» TASK DESCRIPTION: Render every entry exactly as it appears.

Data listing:
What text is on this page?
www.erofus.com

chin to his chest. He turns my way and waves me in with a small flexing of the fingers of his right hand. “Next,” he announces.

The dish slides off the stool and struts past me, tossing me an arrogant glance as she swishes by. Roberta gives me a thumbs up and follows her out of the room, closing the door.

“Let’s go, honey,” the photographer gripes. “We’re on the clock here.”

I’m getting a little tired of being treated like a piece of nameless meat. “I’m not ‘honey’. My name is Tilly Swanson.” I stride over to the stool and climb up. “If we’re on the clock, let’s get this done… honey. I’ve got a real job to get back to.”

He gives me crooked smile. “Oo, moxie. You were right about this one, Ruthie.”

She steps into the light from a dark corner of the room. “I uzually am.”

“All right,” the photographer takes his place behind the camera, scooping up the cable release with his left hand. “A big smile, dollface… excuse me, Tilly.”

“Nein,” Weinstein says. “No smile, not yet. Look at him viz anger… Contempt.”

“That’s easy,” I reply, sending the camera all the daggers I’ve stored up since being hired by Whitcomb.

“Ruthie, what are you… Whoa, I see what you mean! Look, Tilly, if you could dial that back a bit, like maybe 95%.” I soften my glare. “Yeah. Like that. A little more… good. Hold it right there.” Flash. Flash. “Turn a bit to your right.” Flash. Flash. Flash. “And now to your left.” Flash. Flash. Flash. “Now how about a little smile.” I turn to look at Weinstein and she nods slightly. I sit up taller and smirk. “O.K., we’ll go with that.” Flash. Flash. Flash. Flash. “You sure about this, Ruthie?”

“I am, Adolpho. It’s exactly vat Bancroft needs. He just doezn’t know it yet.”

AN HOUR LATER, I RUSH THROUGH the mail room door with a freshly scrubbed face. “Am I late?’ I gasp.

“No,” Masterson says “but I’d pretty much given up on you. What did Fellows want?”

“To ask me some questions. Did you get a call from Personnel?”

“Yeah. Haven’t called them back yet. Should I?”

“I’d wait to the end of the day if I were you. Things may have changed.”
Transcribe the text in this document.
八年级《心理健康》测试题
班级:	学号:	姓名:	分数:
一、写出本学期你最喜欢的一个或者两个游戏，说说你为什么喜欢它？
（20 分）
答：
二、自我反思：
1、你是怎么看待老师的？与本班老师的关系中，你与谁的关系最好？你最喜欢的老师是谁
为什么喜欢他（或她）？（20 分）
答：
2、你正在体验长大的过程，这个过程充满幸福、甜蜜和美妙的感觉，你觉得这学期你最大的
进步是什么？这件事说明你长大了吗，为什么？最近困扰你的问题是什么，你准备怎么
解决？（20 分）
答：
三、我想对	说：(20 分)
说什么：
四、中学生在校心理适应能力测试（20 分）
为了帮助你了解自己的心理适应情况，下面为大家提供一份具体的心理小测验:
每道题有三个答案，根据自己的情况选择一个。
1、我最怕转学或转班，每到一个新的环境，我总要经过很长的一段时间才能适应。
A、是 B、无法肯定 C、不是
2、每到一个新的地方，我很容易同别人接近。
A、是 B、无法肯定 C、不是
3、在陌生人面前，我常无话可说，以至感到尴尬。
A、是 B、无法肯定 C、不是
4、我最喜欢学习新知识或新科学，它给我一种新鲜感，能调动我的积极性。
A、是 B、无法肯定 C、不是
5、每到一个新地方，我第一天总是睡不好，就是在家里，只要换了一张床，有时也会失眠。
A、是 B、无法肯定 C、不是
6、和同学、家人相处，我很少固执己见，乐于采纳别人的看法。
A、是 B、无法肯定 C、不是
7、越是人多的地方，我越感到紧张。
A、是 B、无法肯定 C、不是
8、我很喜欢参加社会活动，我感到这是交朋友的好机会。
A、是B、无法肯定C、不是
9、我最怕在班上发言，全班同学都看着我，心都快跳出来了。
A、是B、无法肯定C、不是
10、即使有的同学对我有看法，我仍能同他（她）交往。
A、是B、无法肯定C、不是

» RESPONSE BELOW:
What text is on this page?
www.erofus.com

chin to his chest. He turns my way and waves me in with a small flexing of the fingers of his right hand. “Next,” he announces.

The dish slides off the stool and struts past me, tossing me an arrogant glance as she swishes by. Roberta gives me a thumbs up and follows her out of the room, closing the door.

“Let’s go, honey,” the photographer gripes. “We’re on the clock here.”

I’m getting a little tired of being treated like a piece of nameless meat. “I’m not ‘honey’. My name is Tilly Swanson.” I stride over to the stool and climb up. “If we’re on the clock, let’s get this done… honey. I’ve got a real job to get back to.”

He gives me crooked smile. “Oo, moxie. You were right about this one, Ruthie.”

She steps into the light from a dark corner of the room. “I uzually am.”

“All right,” the photographer takes his place behind the camera, scooping up the cable release with his left hand. “A big smile, dollface… excuse me, Tilly.”

“Nein,” Weinstein says. “No smile, not yet. Look at him viz anger… Contempt.”

“That’s easy,” I reply, sending the camera all the daggers I’ve stored up since being hired by Whitcomb.

“Ruthie, what are you… Whoa, I see what you mean! Look, Tilly, if you could dial that back a bit, like maybe 95%.” I soften my glare. “Yeah. Like that. A little more… good. Hold it right there.” Flash. Flash. “Turn a bit to your right.” Flash. Flash. Flash. “And now to your left.” Flash. Flash. Flash. “Now how about a little smile.” I turn to look at Weinstein and she nods slightly. I sit up taller and smirk. “O.K., we’ll go with that.” Flash. Flash. Flash. Flash. “You sure about this, Ruthie?”

“I am, Adolpho. It’s exactly vat Bancroft needs. He just doezn’t know it yet.”

AN HOUR LATER, I RUSH THROUGH the mail room door with a freshly scrubbed face. “Am I late?’ I gasp.

“No,” Masterson says “but I’d pretty much given up on you. What did Fellows want?”

“To ask me some questions. Did you get a call from Personnel?”

“Yeah. Haven’t called them back yet. Should I?”

“I’d wait to the end of the day if I were you. Things may have changed.”
Transcribe the text in this document.
八年级《心理健康》测试题
班级:	学号:	姓名:	分数:
一、写出本学期你最喜欢的一个或者两个游戏，说说你为什么喜欢它？
（20 分）
答：
二、自我反思：
1、你是怎么看待老师的？与本班老师的关系中，你与谁的关系最好？你最喜欢的老师是谁
为什么喜欢他（或她）？（20 分）
答：
2、你正在体验长大的过程，这个过程充满幸福、甜蜜和美妙的感觉，你觉得这学期你最大的
进步是什么？这件事说明你长大了吗，为什么？最近困扰你的问题是什么，你准备怎么
解决？（20 分）
答：
三、我想对	说：(20 分)
说什么：
四、中学生在校心理适应能力测试（20 分）
为了帮助你了解自己的心理适应情况，下面为大家提供一份具体的心理小测验:
每道题有三个答案，根据自己的情况选择一个。
1、我最怕转学或转班，每到一个新的环境，我总要经过很长的一段时间才能适应。
A、是 B、无法肯定 C、不是
2、每到一个新的地方，我很容易同别人接近。
A、是 B、无法肯定 C、不是
3、在陌生人面前，我常无话可说，以至感到尴尬。
A、是 B、无法肯定 C、不是
4、我最喜欢学习新知识或新科学，它给我一种新鲜感，能调动我的积极性。
A、是 B、无法肯定 C、不是
5、每到一个新地方，我第一天总是睡不好，就是在家里，只要换了一张床，有时也会失眠。
A、是 B、无法肯定 C、不是
6、和同学、家人相处，我很少固执己见，乐于采纳别人的看法。
A、是 B、无法肯定 C、不是
7、越是人多的地方，我越感到紧张。
A、是 B、无法肯定 C、不是
8、我很喜欢参加社会活动，我感到这是交朋友的好机会。
A、是B、无法肯定C、不是
9、我最怕在班上发言，全班同学都看着我，心都快跳出来了。
A、是B、无法肯定C、不是
10、即使有的同学对我有看法，我仍能同他（她）交往。
A、是B、无法肯定C、不是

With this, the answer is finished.